Exercise passage:
--- START ---

I'll throw it out there - this was Miles's best working group, and the best playing of Wayne Shorter's career.

Guy

Wow! Better than Miles, Coltrane, Kelly, Chambers and Cobb? Not sure I can go along with that.

My favorite Shorter is with Art Blakey, but that's probably a function of the type of music The Messengers played, as I'm much more partial to that style.

Up over and out.

Posted

Still waiting for an official release on DVD of some of this stuff...

And whatever happened to the 2-CD set from Juan-Les-Pins in 1969? This stuff would sell if marketed properly.

Bertrand.

Posted

I'll throw it out there - this was Miles's best working group, and the best playing of Wayne Shorter's career.

Guy

Don't know if I can get with that type metric, but...I know what you're saying, and what I will say is that where that band started and where it ended up is one of the most rapid, thorough, and irrevocable evolutions in the history of known music. It was a band that pretty much left nothing unfinished, and that goes for Wayne as well. When everybody involved "moved on", it was basically because they had to, either that or else just quit.

That's a very rare thing to find, never mind just in music, but in life.

Posted

I'll throw it out there - this was Miles's best working group, and the best playing of Wayne Shorter's career.

I see your point. Shorter would have been a great candidate for leading the free or semi-free camp, with his sense of form (which is lacking, for my ears, in most so-called free playing) - the tension comes from the ever ongoing conflict with musical boundaries, so you better not give them up completely.

As far as Corea is concerned, he was tinkling too much, for my taste - very occupied with his own stuff, and not as rhythmically communicative as e.g. Herbie.

But that music wasn't meant to be perfect ...

Posted

I'll throw it out there - this was Miles's best working group, and the best playing of Wayne Shorter's career.

Guy

I'm with you on the second part of your statement - this is my favorite period for Wayne Shorter. And while individually this quintet was as talented as any Miles had, I don't think it was the best band Miles had. They didn't have the unity of the 1964-68 quintet - they were going in so many directions that it sometimes affected the totality of the music. But it was a very exciting band, and one I love to listen to. For a short period, you could hear stuff from Miles' 50's repertoire, stuff from the mid-60's quintet, and his new electric tunes all in one set - "Round Midnight" to "Footprints" to "Bitches Brew."

Posted

Sorry to say that the only Wayne on soprano that I particularly like is his playing with Miles circa '68-'70.

(Which I think are exclusively live documents, IIRC).

I'm sure I'm somewhat in the minority on this, but I'm just not all that enamored with soprano in general (Wayne, or otherwise).

Posted

there are v. few bands/artists where I'd want to hear every gig for a year even once, much less repeatedly, but this is it...a hundred years from now music students will still be writing about what happened in this band that year.

--- END ---

What the task requires: Decide whether each statement agrees with the forum discussion about Miles Davis's band, answering yes or no and quoting the words that decide it. 1. One poster names Shorter's work with Art Blakey as a favorite. 2. One poster finds Corea more rhythmically communicative than Herbie. 3. One poster says this band had more unity than the 1964-68 quintet. The records that follow are separate material and do not relate to the forum discussion.

Material shown:
--- START ---

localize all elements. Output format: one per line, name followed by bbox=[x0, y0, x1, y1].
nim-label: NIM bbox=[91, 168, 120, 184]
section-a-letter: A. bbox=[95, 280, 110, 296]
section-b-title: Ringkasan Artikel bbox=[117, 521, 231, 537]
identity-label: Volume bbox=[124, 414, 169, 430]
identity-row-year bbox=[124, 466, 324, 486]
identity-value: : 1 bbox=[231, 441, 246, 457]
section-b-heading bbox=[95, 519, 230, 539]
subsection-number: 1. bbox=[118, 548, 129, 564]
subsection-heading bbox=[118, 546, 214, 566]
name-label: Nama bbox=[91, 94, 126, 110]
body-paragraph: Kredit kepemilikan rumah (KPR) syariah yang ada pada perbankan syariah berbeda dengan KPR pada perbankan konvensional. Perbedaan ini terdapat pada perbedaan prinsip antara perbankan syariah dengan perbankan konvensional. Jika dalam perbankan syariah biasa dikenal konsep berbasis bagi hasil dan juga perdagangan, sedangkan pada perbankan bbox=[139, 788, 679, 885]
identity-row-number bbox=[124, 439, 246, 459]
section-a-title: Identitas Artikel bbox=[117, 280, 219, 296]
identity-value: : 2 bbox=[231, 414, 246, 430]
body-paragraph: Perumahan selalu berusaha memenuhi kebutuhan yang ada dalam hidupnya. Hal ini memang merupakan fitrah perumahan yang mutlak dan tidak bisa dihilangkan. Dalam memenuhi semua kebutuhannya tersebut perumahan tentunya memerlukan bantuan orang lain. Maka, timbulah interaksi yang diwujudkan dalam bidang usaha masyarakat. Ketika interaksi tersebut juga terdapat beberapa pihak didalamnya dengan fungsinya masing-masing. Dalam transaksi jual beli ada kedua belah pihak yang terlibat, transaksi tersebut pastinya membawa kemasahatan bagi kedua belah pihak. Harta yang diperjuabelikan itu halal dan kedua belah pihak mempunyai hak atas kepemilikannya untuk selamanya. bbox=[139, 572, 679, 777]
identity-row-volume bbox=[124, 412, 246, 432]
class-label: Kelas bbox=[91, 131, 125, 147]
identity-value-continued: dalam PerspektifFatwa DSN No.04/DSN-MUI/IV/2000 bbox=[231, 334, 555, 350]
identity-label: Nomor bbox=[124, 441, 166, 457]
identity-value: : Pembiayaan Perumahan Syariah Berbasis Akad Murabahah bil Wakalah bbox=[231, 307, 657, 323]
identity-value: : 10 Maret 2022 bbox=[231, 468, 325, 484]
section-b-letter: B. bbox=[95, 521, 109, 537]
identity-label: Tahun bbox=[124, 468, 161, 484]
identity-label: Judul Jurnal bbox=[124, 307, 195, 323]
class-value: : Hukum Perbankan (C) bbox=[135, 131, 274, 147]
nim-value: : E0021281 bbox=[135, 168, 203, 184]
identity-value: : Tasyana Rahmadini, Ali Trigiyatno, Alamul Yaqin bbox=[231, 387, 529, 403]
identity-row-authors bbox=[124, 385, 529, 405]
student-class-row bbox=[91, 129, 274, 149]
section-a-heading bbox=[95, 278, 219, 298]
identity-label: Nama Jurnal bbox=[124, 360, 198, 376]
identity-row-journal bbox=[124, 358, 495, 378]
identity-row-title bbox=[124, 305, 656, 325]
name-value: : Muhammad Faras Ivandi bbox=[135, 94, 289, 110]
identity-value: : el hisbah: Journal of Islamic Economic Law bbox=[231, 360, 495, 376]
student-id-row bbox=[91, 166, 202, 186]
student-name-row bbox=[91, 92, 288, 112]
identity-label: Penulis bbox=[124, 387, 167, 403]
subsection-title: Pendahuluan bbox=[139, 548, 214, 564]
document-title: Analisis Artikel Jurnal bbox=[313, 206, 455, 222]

--- END ---

Expected answer:
1. Yes: "My favorite Shorter is with Art Blakey"
2. No: "not as rhythmically communicative as e.g. Herbie"
3. No: "They didn't have the unity of the 1964-68 quintet"